The task: Make an exact copy of the records, with the pictures left out.

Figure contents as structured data
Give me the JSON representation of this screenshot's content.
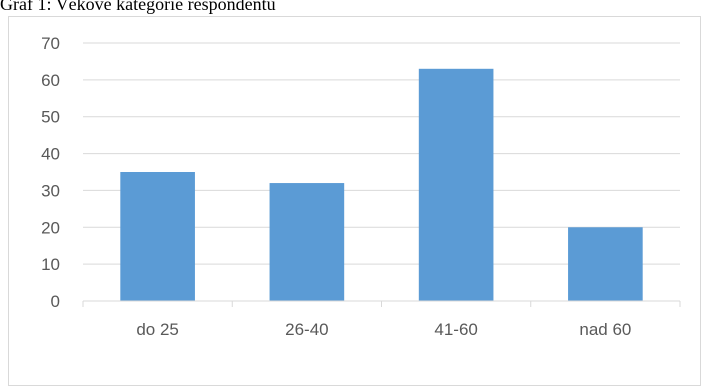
{
  "caption": "Graf 1: Věkové kategorie respondentů",
  "chart_data": {
    "type": "bar",
    "title": "",
    "xlabel": "",
    "ylabel": "",
    "categories": [
      "do 25",
      "26-40",
      "41-60",
      "nad 60"
    ],
    "values": [
      35,
      32,
      63,
      20
    ],
    "ylim": [
      0,
      70
    ],
    "yticks": [
      0,
      10,
      20,
      30,
      40,
      50,
      60,
      70
    ],
    "grid": true,
    "legend": "none",
    "bar_color": "#5b9bd5",
    "grid_color": "#d9d9d9",
    "axis_color": "#d9d9d9",
    "label_color": "#595959"
  }
}
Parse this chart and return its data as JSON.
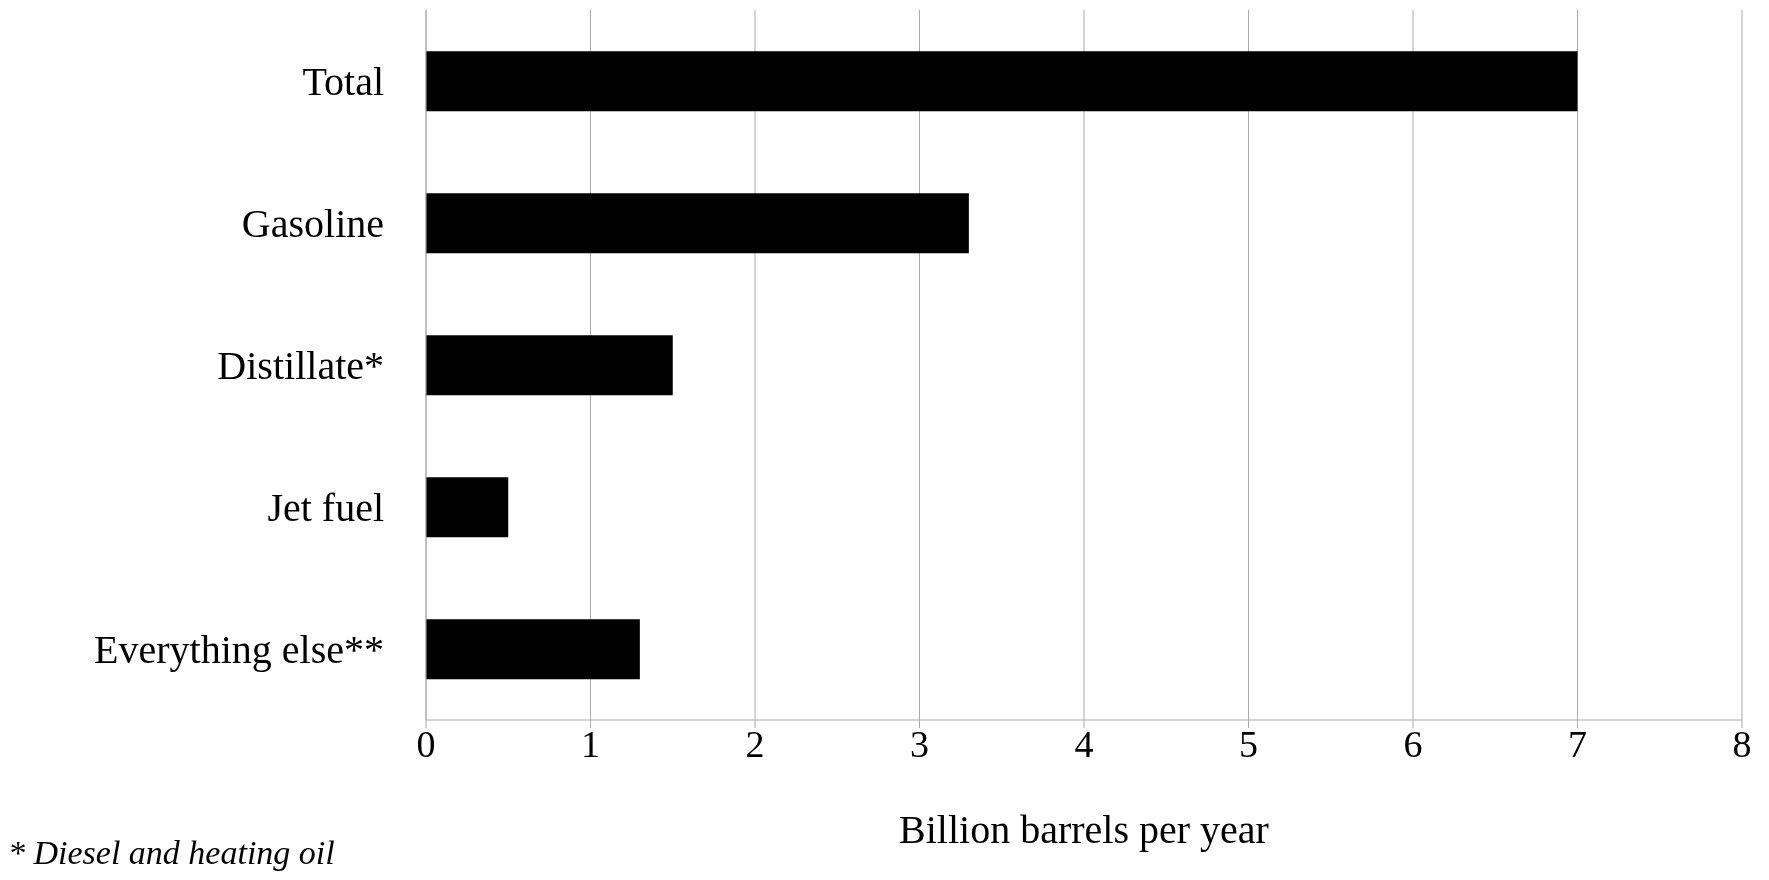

Answer to the task:
Give me the JSON representation of this screenshot's content.
{
  "caption": "Graf 1: Věkové kategorie respondentů",
  "chart_data": {
    "type": "bar",
    "title": "",
    "xlabel": "",
    "ylabel": "",
    "categories": [
      "do 25",
      "26-40",
      "41-60",
      "nad 60"
    ],
    "values": [
      35,
      32,
      63,
      20
    ],
    "ylim": [
      0,
      70
    ],
    "yticks": [
      0,
      10,
      20,
      30,
      40,
      50,
      60,
      70
    ],
    "grid": true,
    "legend": "none",
    "bar_color": "#5b9bd5",
    "grid_color": "#d9d9d9",
    "axis_color": "#d9d9d9",
    "label_color": "#595959"
  }
}
Parse this chart and return its data as JSON.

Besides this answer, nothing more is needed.